### [Work to do]
Return all entries word for word, but drop any images.

━━━━

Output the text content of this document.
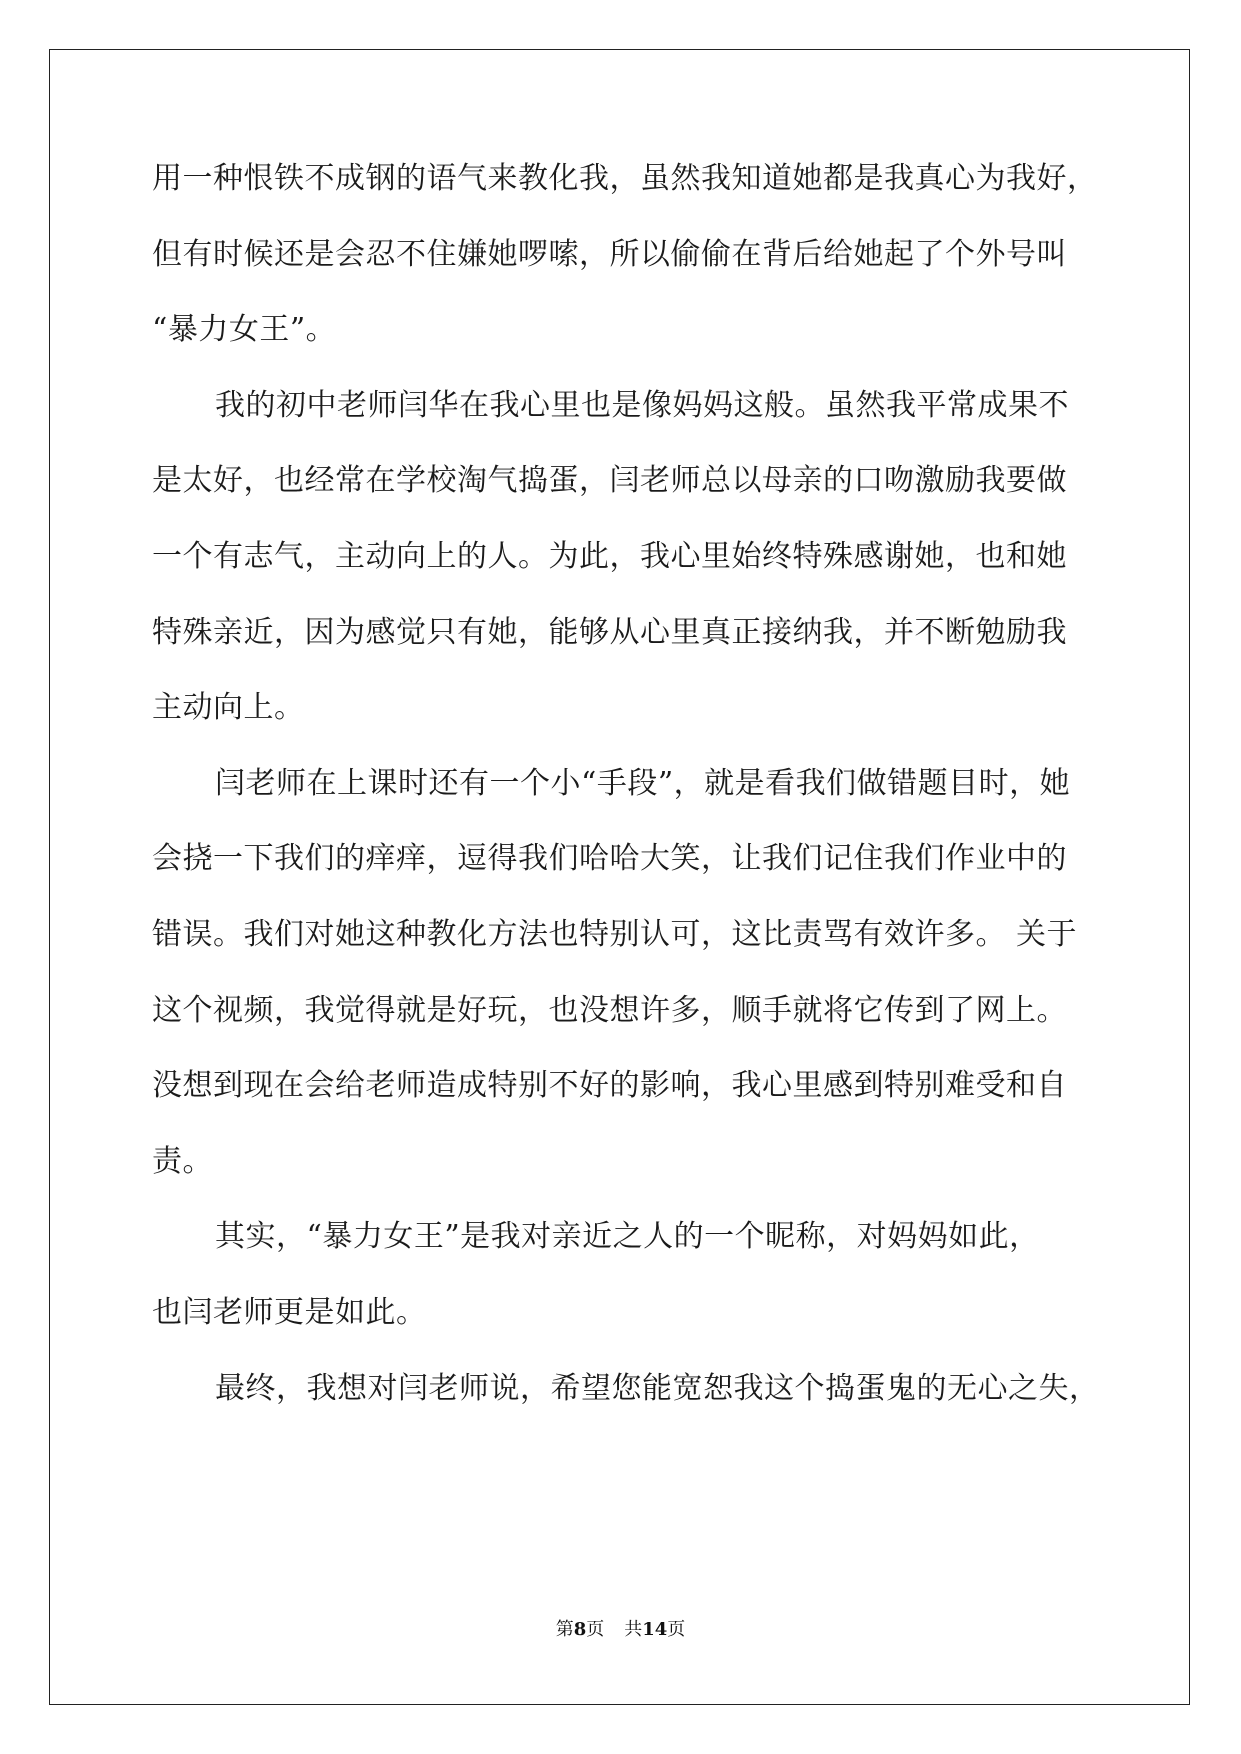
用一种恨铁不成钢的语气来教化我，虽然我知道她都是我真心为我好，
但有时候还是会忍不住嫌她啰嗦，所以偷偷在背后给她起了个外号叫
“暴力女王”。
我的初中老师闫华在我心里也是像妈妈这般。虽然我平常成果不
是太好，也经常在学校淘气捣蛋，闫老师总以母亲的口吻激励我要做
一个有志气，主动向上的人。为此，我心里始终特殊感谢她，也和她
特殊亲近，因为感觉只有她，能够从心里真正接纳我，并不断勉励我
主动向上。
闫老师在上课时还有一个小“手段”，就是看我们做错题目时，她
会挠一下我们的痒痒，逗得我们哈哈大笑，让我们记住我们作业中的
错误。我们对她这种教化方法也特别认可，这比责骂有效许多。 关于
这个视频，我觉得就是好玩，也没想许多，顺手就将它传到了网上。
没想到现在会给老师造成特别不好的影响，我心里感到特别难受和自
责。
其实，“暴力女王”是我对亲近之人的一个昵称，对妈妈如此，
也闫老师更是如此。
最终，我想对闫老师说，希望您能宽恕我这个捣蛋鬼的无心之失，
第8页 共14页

━━━━

### [Correct answer]
Output the text content of this document.
用一种恨铁不成钢的语气来教化我，虽然我知道她都是我真心为我好，
但有时候还是会忍不住嫌她啰嗦，所以偷偷在背后给她起了个外号叫
“暴力女王”。
我的初中老师闫华在我心里也是像妈妈这般。虽然我平常成果不
是太好，也经常在学校淘气捣蛋，闫老师总以母亲的口吻激励我要做
一个有志气，主动向上的人。为此，我心里始终特殊感谢她，也和她
特殊亲近，因为感觉只有她，能够从心里真正接纳我，并不断勉励我
主动向上。
闫老师在上课时还有一个小“手段”，就是看我们做错题目时，她
会挠一下我们的痒痒，逗得我们哈哈大笑，让我们记住我们作业中的
错误。我们对她这种教化方法也特别认可，这比责骂有效许多。 关于
这个视频，我觉得就是好玩，也没想许多，顺手就将它传到了网上。
没想到现在会给老师造成特别不好的影响，我心里感到特别难受和自
责。
其实，“暴力女王”是我对亲近之人的一个昵称，对妈妈如此，
也闫老师更是如此。
最终，我想对闫老师说，希望您能宽恕我这个捣蛋鬼的无心之失，
第8页 共14页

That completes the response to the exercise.